**Requirement A**: According to the post about watching cable TV in HD, which cable provider are the friends reluctant to rent an HD set-top box from?
**Requirement B**: List every channel that the post about watching cable TV in HD names as broadcast unscrambled down the cable.
**Requirement C**: In the post about watching cable TV in HD, reproduce the passage word for word, starting at "If they don't" and ending at "have HD available!".
───── Selected extract ─────
I am currently in the US. My friends (where I am staying) have a HDTV ready TV (but it has no QAM nor ATSC tuner in it). They watch all their TV in SD just using the cable ready tuner in the set. They don't seem to want to rent a HD STB from their cable provider (Comcast).

In fact all the FTA channels are broadcast unscrambled down the cable as Cyril notes (regulatory requirement0 which means at least 6 or 7 channels (ABC, CBS, NBC, Fox, CW, PBS and some locals).

If they don't want to rent the STB they instead purchase a HD tuner which is bascially a QAM tuner that takes the HD signal off the cable and outputs a video signal over HDMI. Something like

http://www.amazon.com/Samsung-DTBH260F-HDTV-Terrestrial-Tuner/dp/B000JV6TQY/ref=pd_bbs_sr_1/002-5492133-4663252?ie=UTF8&s=electronics&qid=1193093850&sr=1-1


I might buy them that for a Christmas present!  It's seems so unnatural watching stretched SD on a HD set when you have HD available!
───── Information supplied ─────
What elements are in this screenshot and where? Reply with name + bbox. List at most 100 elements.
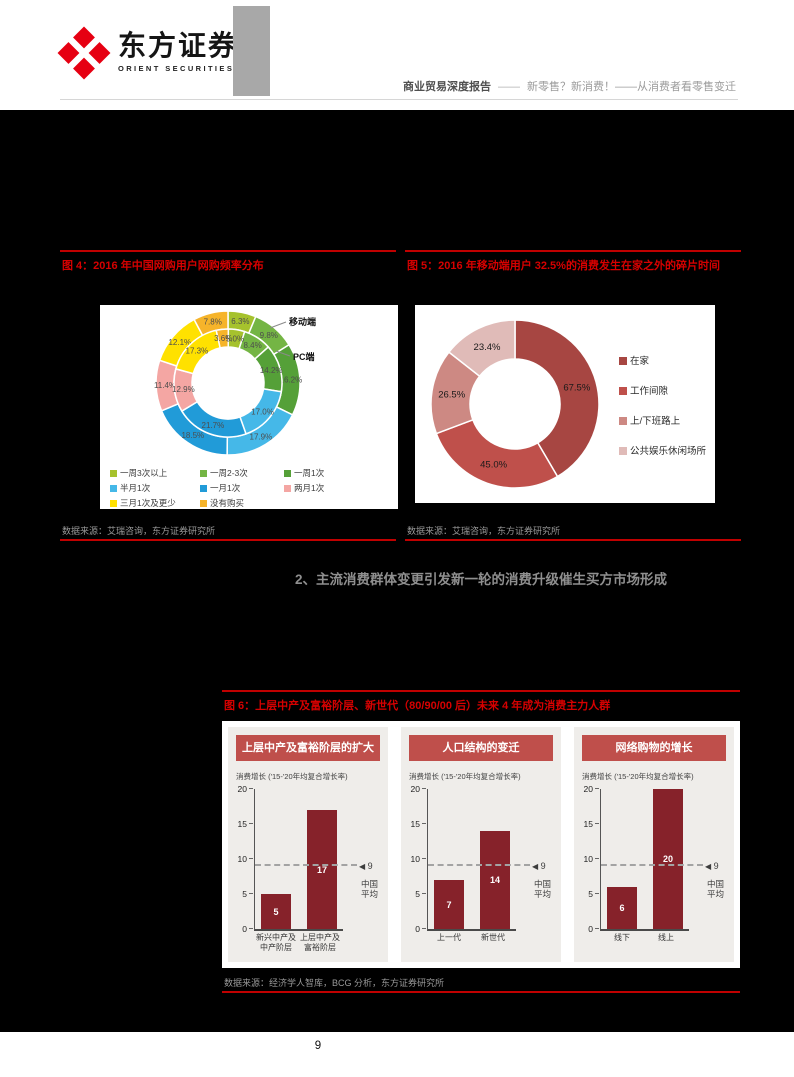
legend-label: 一月1次 [210, 483, 241, 493]
donut-segment [435, 418, 559, 489]
data-label: 7.8% [204, 318, 222, 327]
legend-swatch [200, 485, 207, 492]
figure4-legend: 一周3次以上 一周2-3次 一周1次 半月1次 一月1次 两月1次 三月1次及更少 没有购买 [110, 466, 396, 511]
figure5-donut-chart: 67.5% 45.0% 26.5% 23.4% [415, 305, 715, 508]
bar-value-label: 20 [662, 854, 673, 864]
bar-chart-panel: 人口结构的变迁 消费增长 ('15-'20年均复合增长率) 0 5 10 15 20 7 14 ◀… [401, 727, 561, 962]
report-type: 商业贸易深度报告 [403, 81, 491, 93]
legend-item: 一周1次 [284, 466, 396, 481]
y-tick-mark [595, 823, 599, 824]
y-tick-mark [249, 788, 253, 789]
bar: 6 [607, 887, 637, 929]
y-tick-mark [249, 823, 253, 824]
bar-value-label: 5 [273, 906, 279, 917]
y-tick-mark [422, 788, 426, 789]
legend-label: 一周3次以上 [120, 468, 168, 478]
y-tick-label: 0 [415, 924, 420, 934]
outer-ring-label: 移动端 [289, 316, 316, 327]
page-number: 9 [314, 1040, 322, 1052]
y-tick-mark [422, 823, 426, 824]
reference-line [255, 864, 357, 866]
data-label: 17.9% [250, 433, 273, 442]
figure4-chart-area: 6.3% 9.8% 16.2% 17.9% 18.5% 11.4% 12.1% 7.8% 5.0… [100, 305, 398, 509]
bar: 7 [434, 880, 464, 929]
data-label: 45.0% [480, 460, 507, 471]
figure4-donut-svg: 6.3% 9.8% 16.2% 17.9% 18.5% 11.4% 12.1% 7.8% 5.0… [154, 310, 316, 456]
reference-value: 9 [367, 861, 373, 871]
legend-swatch [110, 485, 117, 492]
data-label: 21.7% [202, 421, 225, 430]
panel-axis-title: 消费增长 ('15-'20年均复合增长率) [409, 772, 521, 781]
brand-name-en: ORIENT SECURITIES [118, 64, 235, 73]
y-tick-mark [595, 928, 599, 929]
reference-value: 9 [540, 861, 546, 871]
y-tick-mark [249, 858, 253, 859]
data-label: 17.0% [251, 408, 274, 417]
figure4-block: 图 4：2016 年中国网购用户网购频率分布 6.3% 9.8% 16.2% 17.9… [60, 250, 398, 542]
callout-line-pc [275, 350, 291, 357]
bar: 17 [307, 810, 337, 929]
y-tick-label: 15 [410, 819, 420, 829]
header-gray-bar [233, 6, 270, 96]
y-tick-label: 15 [237, 819, 247, 829]
bar-value-label: 14 [489, 875, 500, 885]
figure6-source: 数据来源：经济学人智库，BCG 分析，东方证券研究所 [224, 978, 445, 988]
figure6-panels: 上层中产及富裕阶层的扩大消费增长 ('15-'20年均复合增长率) 0 5 10 15 2… [228, 727, 734, 962]
data-label: 16.2% [280, 376, 303, 385]
brand-name-cn: 东方证券 [118, 30, 239, 61]
data-label: 8.4% [243, 341, 261, 350]
y-tick-mark [249, 928, 253, 929]
data-label: 18.5% [181, 431, 204, 440]
reference-caption: 中国平均 [534, 878, 552, 900]
legend-item: 三月1次及更少 [110, 496, 200, 511]
bar-chart-panel: 上层中产及富裕阶层的扩大 消费增长 ('15-'20年均复合增长率) 0 5 10 15 2… [228, 727, 388, 962]
y-tick-label: 15 [583, 819, 593, 829]
y-tick-label: 5 [242, 889, 247, 899]
y-tick-mark [422, 858, 426, 859]
legend-item: 半月1次 [110, 481, 200, 496]
panel-axis-title: 消费增长 ('15-'20年均复合增长率) [236, 772, 348, 781]
x-category-labels: 新兴中产及 中产阶层 上层中产及 富裕阶层 [254, 933, 342, 954]
legend-item: 没有购买 [200, 496, 284, 511]
legend-label: 半月1次 [120, 483, 151, 493]
legend-label: 公共娱乐休闲场所 [630, 446, 707, 457]
legend-item: 公共娱乐休闲场所 [619, 443, 706, 473]
donut-segment [447, 319, 516, 378]
x-category-label: 线下 [614, 933, 630, 942]
left-triangle-icon: ◀ [532, 862, 539, 871]
legend-item: 两月1次 [284, 481, 396, 496]
x-category-labels: 上一代 新世代 [427, 933, 515, 943]
bar: 5 [261, 894, 291, 929]
x-category-labels: 线下 线上 [600, 933, 688, 943]
y-tick-label: 5 [415, 889, 420, 899]
panel-header-banner: 上层中产及富裕阶层的扩大 [236, 735, 380, 761]
y-tick-mark [249, 893, 253, 894]
y-tick-label: 20 [583, 784, 593, 794]
bar-chart-panel: 网络购物的增长 消费增长 ('15-'20年均复合增长率) 0 5 10 15 20 6 20 ◀… [574, 727, 734, 962]
y-tick-mark [595, 893, 599, 894]
y-tick-mark [422, 893, 426, 894]
data-label: 9.8% [260, 331, 278, 340]
figure5-bottom-rule [405, 539, 741, 541]
y-tick-label: 10 [410, 854, 420, 864]
legend-swatch [110, 500, 117, 507]
bar: 14 [480, 831, 510, 929]
inner-ring-label: PC端 [293, 351, 315, 362]
data-label: 11.4% [154, 381, 176, 390]
data-label: 14.2% [260, 366, 283, 375]
figure4-donut-chart: 6.3% 9.8% 16.2% 17.9% 18.5% 11.4% 12.1% 7.8% 5.0… [100, 305, 398, 468]
legend-label: 两月1次 [294, 483, 325, 493]
title-dash: —— [498, 81, 520, 93]
callout-line-mobile [269, 321, 287, 329]
x-category-label: 新兴中产及 中产阶层 [256, 933, 296, 953]
legend-swatch [619, 417, 627, 425]
legend-item: 一周3次以上 [110, 466, 200, 481]
figure5-block: 图 5：2016 年移动端用户 32.5%的消费发生在家之外的碎片时间 67.5… [405, 250, 741, 542]
report-header-title: 商业贸易深度报告 —— 新零售？新消费！——从消费者看零售变迁 [403, 78, 736, 94]
data-label: 12.9% [172, 385, 195, 394]
legend-item: 上/下班路上 [619, 413, 706, 443]
x-category-label: 上层中产及 富裕阶层 [300, 933, 340, 953]
reference-line [601, 864, 703, 866]
figure5-donut-svg: 67.5% 45.0% 26.5% 23.4% [430, 319, 600, 489]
─────
**Correct result A**: Comcast

**Correct result B**: ABC, CBS, NBC, Fox, CW, PBS

**Correct result C**:
If they don't want to rent the STB they instead purchase a HD tuner which is bascially a QAM tuner that takes the HD signal off the cable and outputs a video signal over HDMI. Something like

http://www.amazon.com/Samsung-DTBH260F-HDTV-Terrestrial-Tuner/dp/B000JV6TQY/ref=pd_bbs_sr_1/002-5492133-4663252?ie=UTF8&s=electronics&qid=1193093850&sr=1-1


I might buy them that for a Christmas present!  It's seems so unnatural watching stretched SD on a HD set when you have HD available!